Data provided:
==========
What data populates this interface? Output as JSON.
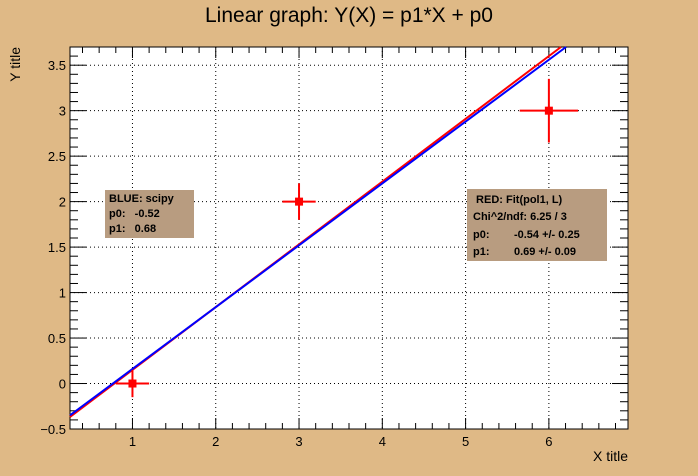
{
  "chart_data": {
    "type": "scatter",
    "title": "Linear graph: Y(X) = p1*X + p0",
    "xlabel": "X title",
    "ylabel": "Y title",
    "xlim": [
      0.25,
      6.95
    ],
    "ylim": [
      -0.5,
      3.7
    ],
    "grid": true,
    "x_ticks": [
      1,
      2,
      3,
      4,
      5,
      6
    ],
    "x_tick_labels": [
      "1",
      "2",
      "3",
      "4",
      "5",
      "6"
    ],
    "y_ticks": [
      -0.5,
      0,
      0.5,
      1,
      1.5,
      2,
      2.5,
      3,
      3.5
    ],
    "y_tick_labels": [
      "−0.5",
      "0",
      "0.5",
      "1",
      "1.5",
      "2",
      "2.5",
      "3",
      "3.5"
    ],
    "series": [
      {
        "kind": "points",
        "color": "#ff0000",
        "points": [
          {
            "x": 1,
            "y": 0,
            "xerr": 0.2,
            "yerr": 0.15
          },
          {
            "x": 3,
            "y": 2,
            "xerr": 0.2,
            "yerr": 0.2
          },
          {
            "x": 6,
            "y": 3,
            "xerr": 0.35,
            "yerr": 0.35
          }
        ]
      },
      {
        "kind": "line",
        "color": "#ff0000",
        "p0": -0.54,
        "p1": 0.69
      },
      {
        "kind": "line",
        "color": "#0000ff",
        "p0": -0.52,
        "p1": 0.68
      }
    ],
    "annotations": {
      "blue_box": {
        "lines": [
          "BLUE: scipy",
          "p0:   -0.52",
          "p1:   0.68"
        ],
        "placement": "left"
      },
      "red_box": {
        "lines": [
          " RED: Fit(pol1, L)",
          "Chi^2/ndf: 6.25 / 3",
          "p0:        -0.54 +/- 0.25",
          "p1:        0.69 +/- 0.09"
        ],
        "placement": "right"
      }
    }
  },
  "colors": {
    "background": "#dfb986",
    "plot_area": "#ffffff",
    "stats_box": "#b89c80",
    "red": "#ff0000",
    "blue": "#0000ff"
  }
}
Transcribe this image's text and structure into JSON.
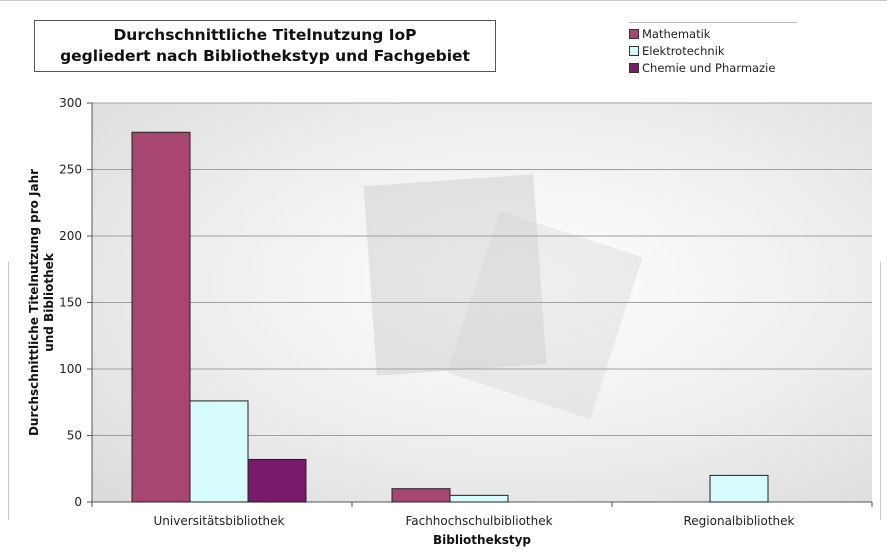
{
  "chart_data": {
    "type": "bar",
    "title_lines": [
      "Durchschnittliche Titelnutzung IoP",
      "gegliedert nach Bibliothekstyp und Fachgebiet"
    ],
    "xlabel": "Bibliothekstyp",
    "ylabel_lines": [
      "Durchschnittliche Titelnutzung pro Jahr",
      "und Bibliothek"
    ],
    "categories": [
      "Universitätsbibliothek",
      "Fachhochschulbibliothek",
      "Regionalbibliothek"
    ],
    "series": [
      {
        "name": "Mathematik",
        "color": "#a8466f",
        "values": [
          278,
          10,
          0
        ]
      },
      {
        "name": "Elektrotechnik",
        "color": "#d6fbfd",
        "values": [
          76,
          5,
          20
        ]
      },
      {
        "name": "Chemie und Pharmazie",
        "color": "#7a1a6b",
        "values": [
          32,
          0,
          0
        ]
      }
    ],
    "ylim": [
      0,
      300
    ],
    "yticks": [
      0,
      50,
      100,
      150,
      200,
      250,
      300
    ],
    "grid": true,
    "legend_position": "top-right"
  }
}
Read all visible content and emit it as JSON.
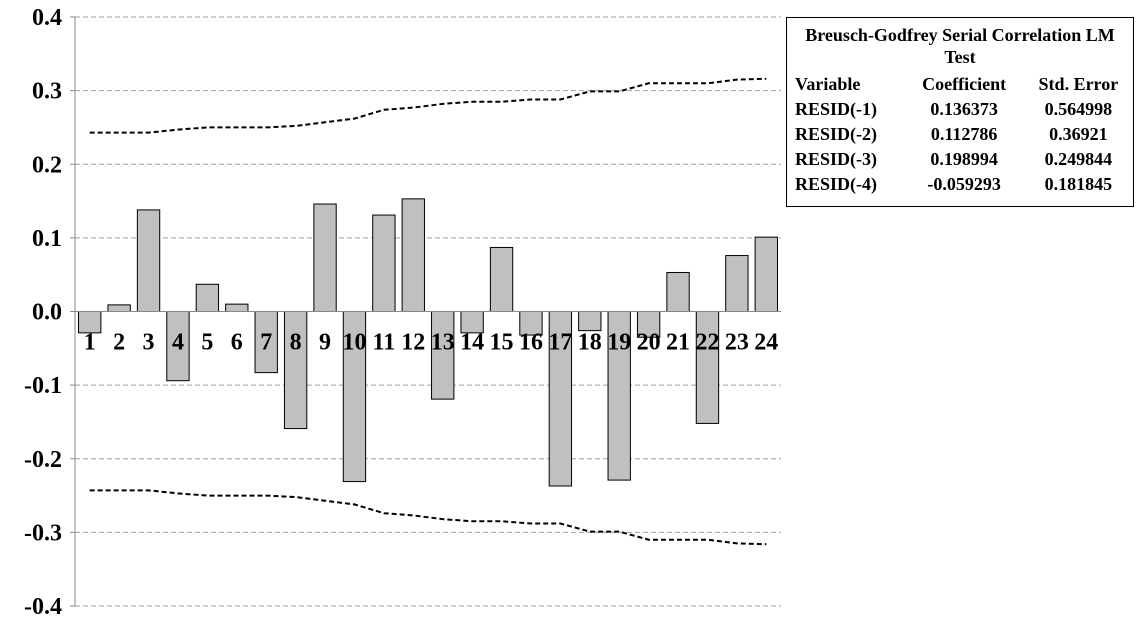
{
  "chart_data": {
    "type": "bar",
    "categories": [
      "1",
      "2",
      "3",
      "4",
      "5",
      "6",
      "7",
      "8",
      "9",
      "10",
      "11",
      "12",
      "13",
      "14",
      "15",
      "16",
      "17",
      "18",
      "19",
      "20",
      "21",
      "22",
      "23",
      "24"
    ],
    "values": [
      -0.029,
      0.009,
      0.138,
      -0.094,
      0.037,
      0.01,
      -0.083,
      -0.159,
      0.146,
      -0.231,
      0.131,
      0.153,
      -0.119,
      -0.029,
      0.087,
      -0.032,
      -0.237,
      -0.026,
      -0.229,
      -0.035,
      0.053,
      -0.152,
      0.076,
      0.101
    ],
    "upper_band": [
      0.243,
      0.243,
      0.243,
      0.247,
      0.25,
      0.25,
      0.25,
      0.252,
      0.257,
      0.262,
      0.274,
      0.277,
      0.282,
      0.285,
      0.285,
      0.288,
      0.288,
      0.299,
      0.299,
      0.31,
      0.31,
      0.31,
      0.315,
      0.316
    ],
    "lower_band": [
      -0.243,
      -0.243,
      -0.243,
      -0.247,
      -0.25,
      -0.25,
      -0.25,
      -0.252,
      -0.257,
      -0.262,
      -0.274,
      -0.277,
      -0.282,
      -0.285,
      -0.285,
      -0.288,
      -0.288,
      -0.299,
      -0.299,
      -0.31,
      -0.31,
      -0.31,
      -0.315,
      -0.316
    ],
    "y_ticks": [
      "0.4",
      "0.3",
      "0.2",
      "0.1",
      "0.0",
      "-0.1",
      "-0.2",
      "-0.3",
      "-0.4"
    ],
    "ylim": [
      -0.4,
      0.4
    ],
    "grid": "horizontal dashed",
    "bar_color": "#c0c0c0",
    "legend_placement": "top-right"
  },
  "legend": {
    "title": "Breusch-Godfrey Serial Correlation LM Test",
    "headers": [
      "Variable",
      "Coefficient",
      "Std. Error"
    ],
    "rows": [
      [
        "RESID(-1)",
        "0.136373",
        "0.564998"
      ],
      [
        "RESID(-2)",
        "0.112786",
        "0.36921"
      ],
      [
        "RESID(-3)",
        "0.198994",
        "0.249844"
      ],
      [
        "RESID(-4)",
        "-0.059293",
        "0.181845"
      ]
    ]
  }
}
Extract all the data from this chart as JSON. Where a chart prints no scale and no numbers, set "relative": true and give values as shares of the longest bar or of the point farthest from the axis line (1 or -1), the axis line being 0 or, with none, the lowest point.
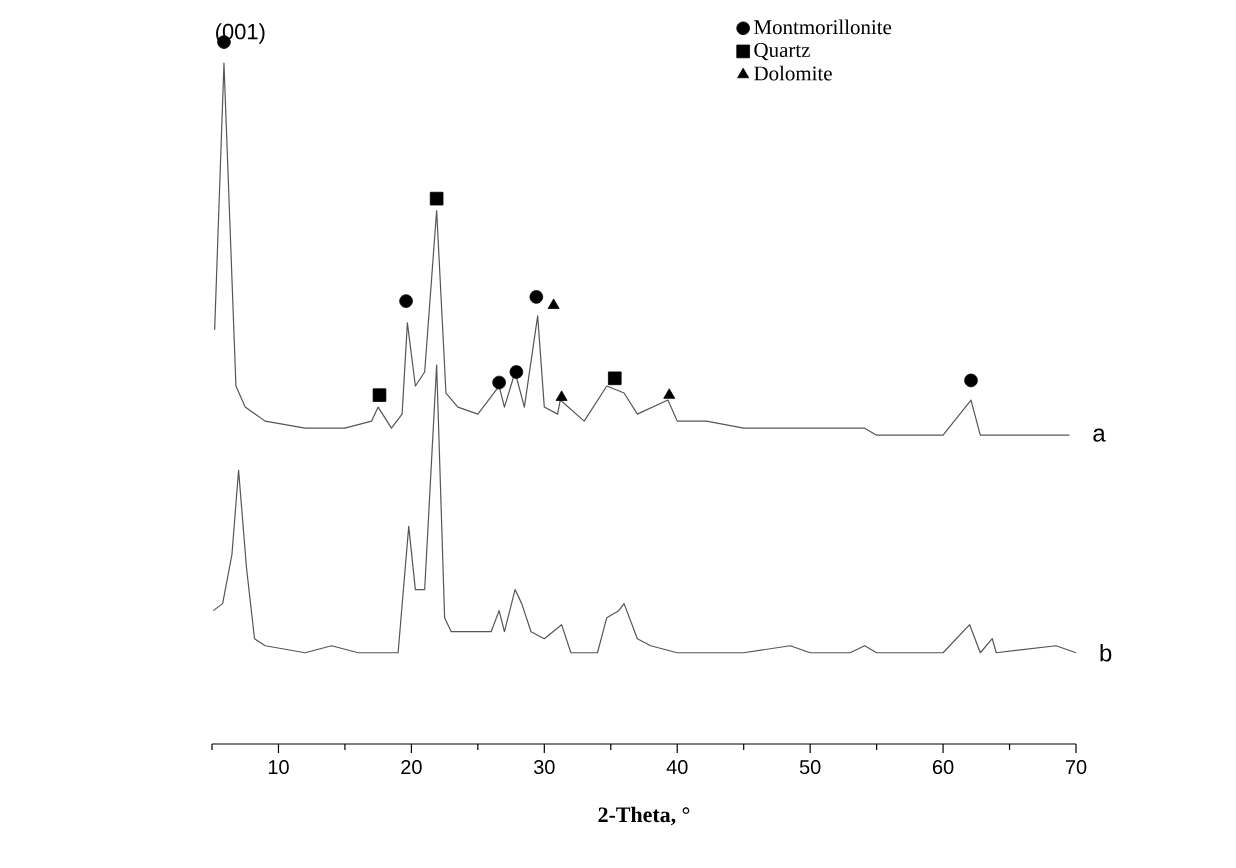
{
  "chart_data": {
    "type": "line",
    "relative": true,
    "xlabel": "2-Theta, °",
    "xlim": [
      5,
      70
    ],
    "xticks": [
      {
        "value": 5,
        "label": null
      },
      10,
      {
        "value": 15,
        "label": null
      },
      20,
      {
        "value": 25,
        "label": null
      },
      30,
      {
        "value": 35,
        "label": null
      },
      40,
      {
        "value": 45,
        "label": null
      },
      50,
      {
        "value": 55,
        "label": null
      },
      60,
      {
        "value": 65,
        "label": null
      },
      70
    ],
    "legend": "top right",
    "annotations": [
      "(001)"
    ],
    "series": [
      {
        "name": "a",
        "color": "#555555",
        "x": [
          5.2,
          5.9,
          6.8,
          7.5,
          9,
          12,
          15,
          17,
          17.5,
          18.5,
          19.3,
          19.7,
          20.3,
          21,
          21.9,
          22.6,
          23.5,
          25,
          26.6,
          27,
          27.8,
          28.5,
          29.5,
          30,
          31,
          31.2,
          33,
          34.7,
          36,
          37,
          39.3,
          40,
          42.2,
          45,
          50,
          54.1,
          55,
          57,
          60,
          62.1,
          62.8,
          66,
          69.5
        ],
        "values": [
          0.59,
          0.97,
          0.51,
          0.48,
          0.46,
          0.45,
          0.45,
          0.46,
          0.48,
          0.45,
          0.47,
          0.6,
          0.51,
          0.53,
          0.76,
          0.5,
          0.48,
          0.47,
          0.51,
          0.48,
          0.53,
          0.48,
          0.61,
          0.48,
          0.47,
          0.49,
          0.46,
          0.51,
          0.5,
          0.47,
          0.49,
          0.46,
          0.46,
          0.45,
          0.45,
          0.45,
          0.44,
          0.44,
          0.44,
          0.49,
          0.44,
          0.44,
          0.44
        ]
      },
      {
        "name": "b",
        "color": "#555555",
        "x": [
          5.1,
          5.8,
          6.5,
          7,
          7.6,
          8.2,
          9,
          12,
          14,
          16,
          19,
          19.8,
          20.3,
          21,
          21.9,
          22.5,
          23,
          24,
          26,
          26.6,
          27,
          27.8,
          28.3,
          29,
          30,
          31.3,
          32,
          34,
          34.7,
          35.6,
          36,
          37,
          38,
          40,
          45,
          48.5,
          50,
          53,
          54.1,
          55,
          57,
          60,
          62,
          62.8,
          63.7,
          64,
          68.5,
          70
        ],
        "values": [
          0.19,
          0.2,
          0.27,
          0.39,
          0.25,
          0.15,
          0.14,
          0.13,
          0.14,
          0.13,
          0.13,
          0.31,
          0.22,
          0.22,
          0.54,
          0.18,
          0.16,
          0.16,
          0.16,
          0.19,
          0.16,
          0.22,
          0.2,
          0.16,
          0.15,
          0.17,
          0.13,
          0.13,
          0.18,
          0.19,
          0.2,
          0.15,
          0.14,
          0.13,
          0.13,
          0.14,
          0.13,
          0.13,
          0.14,
          0.13,
          0.13,
          0.13,
          0.17,
          0.13,
          0.15,
          0.13,
          0.14,
          0.13
        ]
      },
      {
        "name": "Montmorillonite",
        "type": "scatter",
        "marker": "circle",
        "color": "#000000",
        "x": [
          5.9,
          19.6,
          26.6,
          27.9,
          29.4,
          62.1
        ],
        "values": [
          1.0,
          0.631,
          0.515,
          0.53,
          0.637,
          0.518
        ]
      },
      {
        "name": "Quartz",
        "type": "scatter",
        "marker": "square",
        "color": "#000000",
        "x": [
          17.6,
          21.9,
          35.3
        ],
        "values": [
          0.497,
          0.777,
          0.521
        ]
      },
      {
        "name": "Dolomite",
        "type": "scatter",
        "marker": "triangle",
        "color": "#000000",
        "x": [
          30.7,
          31.3,
          39.4
        ],
        "values": [
          0.625,
          0.494,
          0.497
        ]
      }
    ]
  }
}
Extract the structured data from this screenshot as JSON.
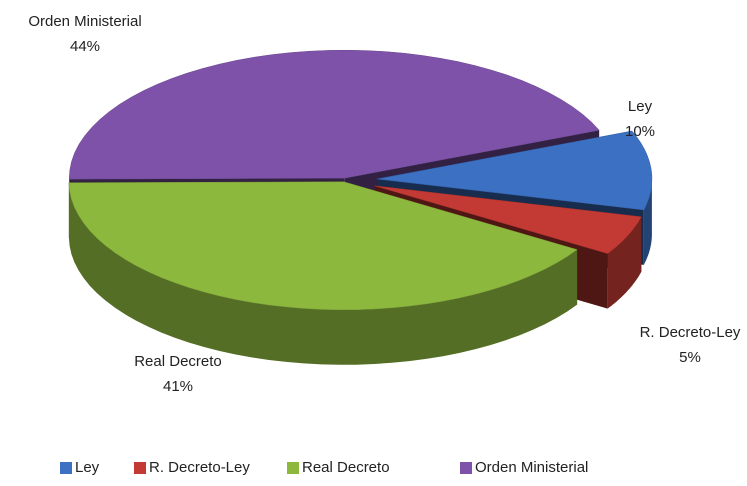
==========
Scan the listing above and copy all lines containing the word "Durchschnittliche".

      "Durchschnittliche Titelnutzung IoP",
      "Durchschnittliche Titelnutzung pro Jahr",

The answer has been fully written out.